▶ _Given exercise_: Locate and copy all lines bearing the word "name".

Raw records:
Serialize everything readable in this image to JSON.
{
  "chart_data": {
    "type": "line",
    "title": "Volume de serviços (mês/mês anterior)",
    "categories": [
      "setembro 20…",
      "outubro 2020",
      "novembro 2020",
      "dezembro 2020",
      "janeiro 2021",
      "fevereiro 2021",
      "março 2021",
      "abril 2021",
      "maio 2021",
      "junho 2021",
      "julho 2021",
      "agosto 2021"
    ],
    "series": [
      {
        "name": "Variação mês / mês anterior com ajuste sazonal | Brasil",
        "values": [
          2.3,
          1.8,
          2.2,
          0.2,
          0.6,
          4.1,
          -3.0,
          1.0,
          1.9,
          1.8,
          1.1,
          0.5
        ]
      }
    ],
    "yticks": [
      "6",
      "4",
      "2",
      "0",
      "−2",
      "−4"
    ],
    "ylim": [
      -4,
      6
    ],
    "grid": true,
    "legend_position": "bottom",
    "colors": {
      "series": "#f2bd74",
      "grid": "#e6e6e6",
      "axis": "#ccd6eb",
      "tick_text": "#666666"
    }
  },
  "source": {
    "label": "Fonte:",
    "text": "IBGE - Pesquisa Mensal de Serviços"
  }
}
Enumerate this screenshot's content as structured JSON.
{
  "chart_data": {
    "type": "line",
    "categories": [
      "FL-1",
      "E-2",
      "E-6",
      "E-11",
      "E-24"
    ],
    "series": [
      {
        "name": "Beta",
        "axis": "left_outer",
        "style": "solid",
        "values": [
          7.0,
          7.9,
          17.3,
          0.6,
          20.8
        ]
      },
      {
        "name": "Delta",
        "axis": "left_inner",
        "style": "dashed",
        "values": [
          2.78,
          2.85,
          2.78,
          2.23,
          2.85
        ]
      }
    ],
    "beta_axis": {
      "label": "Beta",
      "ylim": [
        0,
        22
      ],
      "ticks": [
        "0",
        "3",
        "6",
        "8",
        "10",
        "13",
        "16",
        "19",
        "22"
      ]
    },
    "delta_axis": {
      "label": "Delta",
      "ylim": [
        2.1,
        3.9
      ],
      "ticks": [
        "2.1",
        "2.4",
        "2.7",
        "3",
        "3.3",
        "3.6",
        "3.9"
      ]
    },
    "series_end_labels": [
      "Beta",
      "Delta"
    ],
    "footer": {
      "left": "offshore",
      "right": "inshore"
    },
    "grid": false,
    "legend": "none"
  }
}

▶ _Response_:
        "name": "Variação mês / mês anterior com ajuste sazonal | Brasil",
        "name": "Beta",
        "name": "Delta",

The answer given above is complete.